### PROBLEM STATEMENT
Word for word, copy all the data and drop the pictures.

### DATASET ROWS
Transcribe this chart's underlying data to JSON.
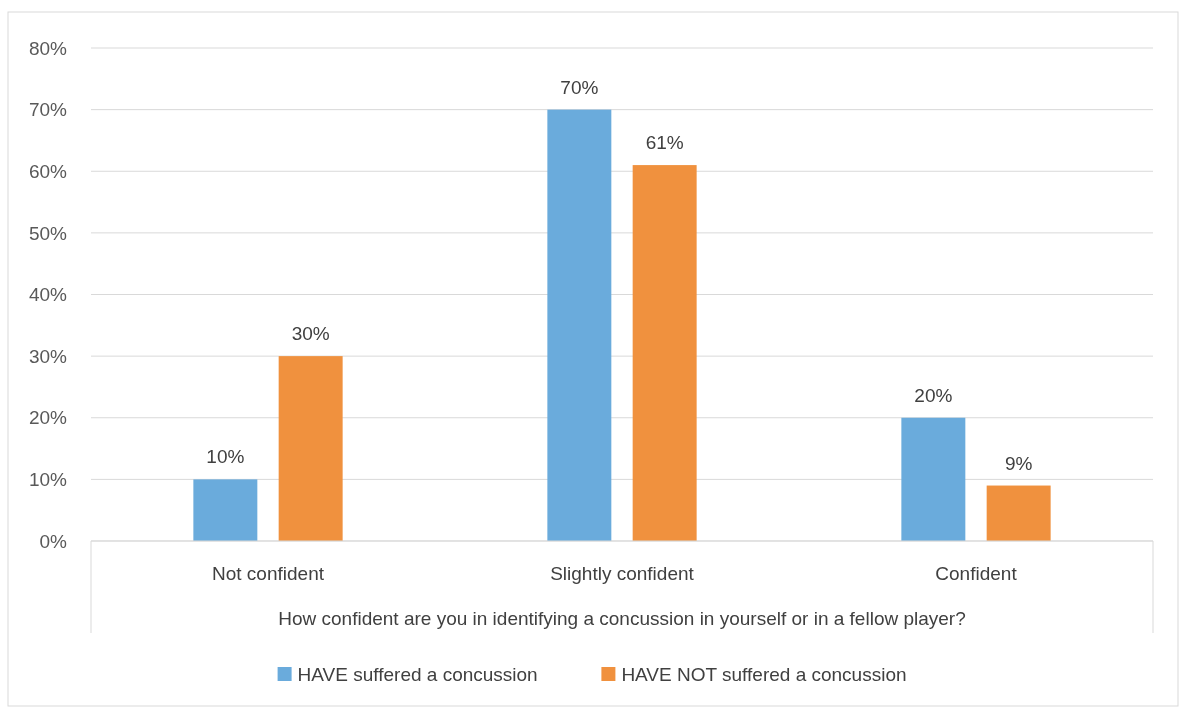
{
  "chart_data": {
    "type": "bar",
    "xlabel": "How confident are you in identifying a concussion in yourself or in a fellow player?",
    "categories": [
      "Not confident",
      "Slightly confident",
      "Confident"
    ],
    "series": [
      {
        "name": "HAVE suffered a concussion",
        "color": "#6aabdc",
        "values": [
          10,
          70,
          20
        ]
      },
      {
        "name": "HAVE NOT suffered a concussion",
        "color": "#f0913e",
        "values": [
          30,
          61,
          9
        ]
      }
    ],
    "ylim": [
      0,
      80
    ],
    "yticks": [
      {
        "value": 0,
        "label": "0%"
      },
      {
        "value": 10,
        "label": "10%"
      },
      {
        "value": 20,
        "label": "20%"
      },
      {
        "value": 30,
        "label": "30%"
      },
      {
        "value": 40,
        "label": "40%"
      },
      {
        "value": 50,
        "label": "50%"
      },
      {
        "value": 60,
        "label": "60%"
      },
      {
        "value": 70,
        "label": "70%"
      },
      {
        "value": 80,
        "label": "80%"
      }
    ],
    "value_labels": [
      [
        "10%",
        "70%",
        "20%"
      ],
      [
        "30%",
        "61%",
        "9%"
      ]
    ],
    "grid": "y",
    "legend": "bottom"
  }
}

### RESULT OF THIS TASK
Transcribe this chart's underlying data to JSON.
{
  "chart_data": {
    "type": "bar",
    "xlabel": "How confident are you in identifying a concussion in yourself or in a fellow player?",
    "categories": [
      "Not confident",
      "Slightly confident",
      "Confident"
    ],
    "series": [
      {
        "name": "HAVE suffered a concussion",
        "color": "#6aabdc",
        "values": [
          10,
          70,
          20
        ]
      },
      {
        "name": "HAVE NOT suffered a concussion",
        "color": "#f0913e",
        "values": [
          30,
          61,
          9
        ]
      }
    ],
    "ylim": [
      0,
      80
    ],
    "yticks": [
      {
        "value": 0,
        "label": "0%"
      },
      {
        "value": 10,
        "label": "10%"
      },
      {
        "value": 20,
        "label": "20%"
      },
      {
        "value": 30,
        "label": "30%"
      },
      {
        "value": 40,
        "label": "40%"
      },
      {
        "value": 50,
        "label": "50%"
      },
      {
        "value": 60,
        "label": "60%"
      },
      {
        "value": 70,
        "label": "70%"
      },
      {
        "value": 80,
        "label": "80%"
      }
    ],
    "value_labels": [
      [
        "10%",
        "70%",
        "20%"
      ],
      [
        "30%",
        "61%",
        "9%"
      ]
    ],
    "grid": "y",
    "legend": "bottom"
  }
}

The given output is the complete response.